:: Material for the task ::
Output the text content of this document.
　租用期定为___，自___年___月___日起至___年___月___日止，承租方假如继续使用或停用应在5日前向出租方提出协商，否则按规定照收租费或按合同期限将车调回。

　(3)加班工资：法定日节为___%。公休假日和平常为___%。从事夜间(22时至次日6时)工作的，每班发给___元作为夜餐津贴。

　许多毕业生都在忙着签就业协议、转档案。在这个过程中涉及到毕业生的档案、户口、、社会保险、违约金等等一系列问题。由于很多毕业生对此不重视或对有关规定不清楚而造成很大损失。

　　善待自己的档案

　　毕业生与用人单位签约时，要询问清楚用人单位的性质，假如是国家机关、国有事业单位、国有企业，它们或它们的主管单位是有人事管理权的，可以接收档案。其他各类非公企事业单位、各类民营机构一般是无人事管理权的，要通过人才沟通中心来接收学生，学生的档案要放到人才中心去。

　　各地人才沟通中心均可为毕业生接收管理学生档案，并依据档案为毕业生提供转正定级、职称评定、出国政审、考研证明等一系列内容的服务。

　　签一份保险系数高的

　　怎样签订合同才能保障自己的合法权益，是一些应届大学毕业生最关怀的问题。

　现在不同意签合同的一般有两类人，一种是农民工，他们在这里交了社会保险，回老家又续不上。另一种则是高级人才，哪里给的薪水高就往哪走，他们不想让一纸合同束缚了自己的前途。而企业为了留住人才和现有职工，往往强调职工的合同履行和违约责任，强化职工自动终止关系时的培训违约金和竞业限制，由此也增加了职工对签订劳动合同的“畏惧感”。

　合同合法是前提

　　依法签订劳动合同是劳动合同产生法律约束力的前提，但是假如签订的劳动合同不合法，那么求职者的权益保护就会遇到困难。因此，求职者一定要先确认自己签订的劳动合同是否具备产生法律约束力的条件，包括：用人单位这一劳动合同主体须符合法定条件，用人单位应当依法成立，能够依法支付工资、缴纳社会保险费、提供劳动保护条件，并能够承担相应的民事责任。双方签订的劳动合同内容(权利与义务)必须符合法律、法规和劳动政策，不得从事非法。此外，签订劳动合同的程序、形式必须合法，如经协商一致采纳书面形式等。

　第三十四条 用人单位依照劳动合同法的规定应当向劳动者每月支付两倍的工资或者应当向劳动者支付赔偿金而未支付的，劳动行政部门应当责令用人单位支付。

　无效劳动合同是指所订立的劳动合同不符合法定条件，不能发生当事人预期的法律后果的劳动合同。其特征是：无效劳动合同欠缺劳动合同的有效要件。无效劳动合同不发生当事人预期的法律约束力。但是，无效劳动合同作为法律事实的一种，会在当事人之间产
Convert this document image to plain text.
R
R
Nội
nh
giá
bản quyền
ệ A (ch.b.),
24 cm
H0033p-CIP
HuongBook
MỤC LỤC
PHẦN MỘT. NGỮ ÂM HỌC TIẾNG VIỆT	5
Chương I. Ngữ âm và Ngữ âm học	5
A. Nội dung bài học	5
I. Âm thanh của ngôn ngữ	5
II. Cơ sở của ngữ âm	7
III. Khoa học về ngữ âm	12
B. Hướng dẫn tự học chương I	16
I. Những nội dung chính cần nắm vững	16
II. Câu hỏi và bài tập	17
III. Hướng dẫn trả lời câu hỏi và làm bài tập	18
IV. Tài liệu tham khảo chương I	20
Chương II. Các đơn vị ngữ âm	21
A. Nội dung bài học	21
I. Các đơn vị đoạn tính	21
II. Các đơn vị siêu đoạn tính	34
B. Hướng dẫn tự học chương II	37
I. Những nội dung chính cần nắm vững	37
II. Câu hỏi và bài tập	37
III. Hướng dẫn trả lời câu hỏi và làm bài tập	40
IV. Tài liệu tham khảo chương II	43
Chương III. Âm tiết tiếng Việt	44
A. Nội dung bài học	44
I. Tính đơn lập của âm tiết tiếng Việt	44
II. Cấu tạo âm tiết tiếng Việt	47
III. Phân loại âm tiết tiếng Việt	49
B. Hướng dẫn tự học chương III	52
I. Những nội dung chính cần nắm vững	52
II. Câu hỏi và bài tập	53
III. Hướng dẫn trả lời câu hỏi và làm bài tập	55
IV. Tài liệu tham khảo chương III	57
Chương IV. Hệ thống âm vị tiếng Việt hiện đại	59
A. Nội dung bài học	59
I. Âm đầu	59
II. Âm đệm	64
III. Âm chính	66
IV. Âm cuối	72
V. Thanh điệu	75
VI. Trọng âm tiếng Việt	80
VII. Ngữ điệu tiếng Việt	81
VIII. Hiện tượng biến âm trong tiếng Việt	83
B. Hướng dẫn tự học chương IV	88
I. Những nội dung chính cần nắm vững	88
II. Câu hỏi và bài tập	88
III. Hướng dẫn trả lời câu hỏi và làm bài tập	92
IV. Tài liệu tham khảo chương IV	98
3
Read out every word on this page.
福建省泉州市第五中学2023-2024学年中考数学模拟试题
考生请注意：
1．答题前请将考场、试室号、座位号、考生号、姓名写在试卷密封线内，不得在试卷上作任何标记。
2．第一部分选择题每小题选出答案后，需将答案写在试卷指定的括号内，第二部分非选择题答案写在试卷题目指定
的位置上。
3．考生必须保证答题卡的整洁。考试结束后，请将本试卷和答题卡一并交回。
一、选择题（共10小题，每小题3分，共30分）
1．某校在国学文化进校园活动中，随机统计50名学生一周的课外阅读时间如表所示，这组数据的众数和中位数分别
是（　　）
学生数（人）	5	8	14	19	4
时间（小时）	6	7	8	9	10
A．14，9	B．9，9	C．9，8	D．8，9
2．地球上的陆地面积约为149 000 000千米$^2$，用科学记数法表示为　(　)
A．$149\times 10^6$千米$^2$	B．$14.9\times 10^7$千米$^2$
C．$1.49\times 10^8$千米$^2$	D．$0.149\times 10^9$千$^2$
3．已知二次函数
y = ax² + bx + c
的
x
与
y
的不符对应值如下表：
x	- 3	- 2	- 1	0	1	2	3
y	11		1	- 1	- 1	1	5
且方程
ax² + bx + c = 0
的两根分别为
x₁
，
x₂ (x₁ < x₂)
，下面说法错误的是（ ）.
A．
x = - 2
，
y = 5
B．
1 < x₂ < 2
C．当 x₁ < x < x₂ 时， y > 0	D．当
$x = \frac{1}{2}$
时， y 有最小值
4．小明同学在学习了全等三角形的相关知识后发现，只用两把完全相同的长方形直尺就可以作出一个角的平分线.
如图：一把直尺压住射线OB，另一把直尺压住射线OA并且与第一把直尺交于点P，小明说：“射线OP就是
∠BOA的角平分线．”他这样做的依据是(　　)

:: What you have to do ::
Produce an exact copy of every entry above.

:: Task output ::
Output the text content of this document.
　租用期定为___，自___年___月___日起至___年___月___日止，承租方假如继续使用或停用应在5日前向出租方提出协商，否则按规定照收租费或按合同期限将车调回。

　(3)加班工资：法定日节为___%。公休假日和平常为___%。从事夜间(22时至次日6时)工作的，每班发给___元作为夜餐津贴。

　许多毕业生都在忙着签就业协议、转档案。在这个过程中涉及到毕业生的档案、户口、、社会保险、违约金等等一系列问题。由于很多毕业生对此不重视或对有关规定不清楚而造成很大损失。

　　善待自己的档案

　　毕业生与用人单位签约时，要询问清楚用人单位的性质，假如是国家机关、国有事业单位、国有企业，它们或它们的主管单位是有人事管理权的，可以接收档案。其他各类非公企事业单位、各类民营机构一般是无人事管理权的，要通过人才沟通中心来接收学生，学生的档案要放到人才中心去。

　　各地人才沟通中心均可为毕业生接收管理学生档案，并依据档案为毕业生提供转正定级、职称评定、出国政审、考研证明等一系列内容的服务。

　　签一份保险系数高的

　　怎样签订合同才能保障自己的合法权益，是一些应届大学毕业生最关怀的问题。

　现在不同意签合同的一般有两类人，一种是农民工，他们在这里交了社会保险，回老家又续不上。另一种则是高级人才，哪里给的薪水高就往哪走，他们不想让一纸合同束缚了自己的前途。而企业为了留住人才和现有职工，往往强调职工的合同履行和违约责任，强化职工自动终止关系时的培训违约金和竞业限制，由此也增加了职工对签订劳动合同的“畏惧感”。

　合同合法是前提

　　依法签订劳动合同是劳动合同产生法律约束力的前提，但是假如签订的劳动合同不合法，那么求职者的权益保护就会遇到困难。因此，求职者一定要先确认自己签订的劳动合同是否具备产生法律约束力的条件，包括：用人单位这一劳动合同主体须符合法定条件，用人单位应当依法成立，能够依法支付工资、缴纳社会保险费、提供劳动保护条件，并能够承担相应的民事责任。双方签订的劳动合同内容(权利与义务)必须符合法律、法规和劳动政策，不得从事非法。此外，签订劳动合同的程序、形式必须合法，如经协商一致采纳书面形式等。

　第三十四条 用人单位依照劳动合同法的规定应当向劳动者每月支付两倍的工资或者应当向劳动者支付赔偿金而未支付的，劳动行政部门应当责令用人单位支付。

　无效劳动合同是指所订立的劳动合同不符合法定条件，不能发生当事人预期的法律后果的劳动合同。其特征是：无效劳动合同欠缺劳动合同的有效要件。无效劳动合同不发生当事人预期的法律约束力。但是，无效劳动合同作为法律事实的一种，会在当事人之间产
Convert this document image to plain text.
R
R
Nội
nh
giá
bản quyền
ệ A (ch.b.),
24 cm
H0033p-CIP
HuongBook
MỤC LỤC
PHẦN MỘT. NGỮ ÂM HỌC TIẾNG VIỆT	5
Chương I. Ngữ âm và Ngữ âm học	5
A. Nội dung bài học	5
I. Âm thanh của ngôn ngữ	5
II. Cơ sở của ngữ âm	7
III. Khoa học về ngữ âm	12
B. Hướng dẫn tự học chương I	16
I. Những nội dung chính cần nắm vững	16
II. Câu hỏi và bài tập	17
III. Hướng dẫn trả lời câu hỏi và làm bài tập	18
IV. Tài liệu tham khảo chương I	20
Chương II. Các đơn vị ngữ âm	21
A. Nội dung bài học	21
I. Các đơn vị đoạn tính	21
II. Các đơn vị siêu đoạn tính	34
B. Hướng dẫn tự học chương II	37
I. Những nội dung chính cần nắm vững	37
II. Câu hỏi và bài tập	37
III. Hướng dẫn trả lời câu hỏi và làm bài tập	40
IV. Tài liệu tham khảo chương II	43
Chương III. Âm tiết tiếng Việt	44
A. Nội dung bài học	44
I. Tính đơn lập của âm tiết tiếng Việt	44
II. Cấu tạo âm tiết tiếng Việt	47
III. Phân loại âm tiết tiếng Việt	49
B. Hướng dẫn tự học chương III	52
I. Những nội dung chính cần nắm vững	52
II. Câu hỏi và bài tập	53
III. Hướng dẫn trả lời câu hỏi và làm bài tập	55
IV. Tài liệu tham khảo chương III	57
Chương IV. Hệ thống âm vị tiếng Việt hiện đại	59
A. Nội dung bài học	59
I. Âm đầu	59
II. Âm đệm	64
III. Âm chính	66
IV. Âm cuối	72
V. Thanh điệu	75
VI. Trọng âm tiếng Việt	80
VII. Ngữ điệu tiếng Việt	81
VIII. Hiện tượng biến âm trong tiếng Việt	83
B. Hướng dẫn tự học chương IV	88
I. Những nội dung chính cần nắm vững	88
II. Câu hỏi và bài tập	88
III. Hướng dẫn trả lời câu hỏi và làm bài tập	92
IV. Tài liệu tham khảo chương IV	98
3
Read out every word on this page.
福建省泉州市第五中学2023-2024学年中考数学模拟试题
考生请注意：
1．答题前请将考场、试室号、座位号、考生号、姓名写在试卷密封线内，不得在试卷上作任何标记。
2．第一部分选择题每小题选出答案后，需将答案写在试卷指定的括号内，第二部分非选择题答案写在试卷题目指定
的位置上。
3．考生必须保证答题卡的整洁。考试结束后，请将本试卷和答题卡一并交回。
一、选择题（共10小题，每小题3分，共30分）
1．某校在国学文化进校园活动中，随机统计50名学生一周的课外阅读时间如表所示，这组数据的众数和中位数分别
是（　　）
学生数（人）	5	8	14	19	4
时间（小时）	6	7	8	9	10
A．14，9	B．9，9	C．9，8	D．8，9
2．地球上的陆地面积约为149 000 000千米$^2$，用科学记数法表示为　(　)
A．$149\times 10^6$千米$^2$	B．$14.9\times 10^7$千米$^2$
C．$1.49\times 10^8$千米$^2$	D．$0.149\times 10^9$千$^2$
3．已知二次函数
y = ax² + bx + c
的
x
与
y
的不符对应值如下表：
x	- 3	- 2	- 1	0	1	2	3
y	11		1	- 1	- 1	1	5
且方程
ax² + bx + c = 0
的两根分别为
x₁
，
x₂ (x₁ < x₂)
，下面说法错误的是（ ）.
A．
x = - 2
，
y = 5
B．
1 < x₂ < 2
C．当 x₁ < x < x₂ 时， y > 0	D．当
$x = \frac{1}{2}$
时， y 有最小值
4．小明同学在学习了全等三角形的相关知识后发现，只用两把完全相同的长方形直尺就可以作出一个角的平分线.
如图：一把直尺压住射线OB，另一把直尺压住射线OA并且与第一把直尺交于点P，小明说：“射线OP就是
∠BOA的角平分线．”他这样做的依据是(　　)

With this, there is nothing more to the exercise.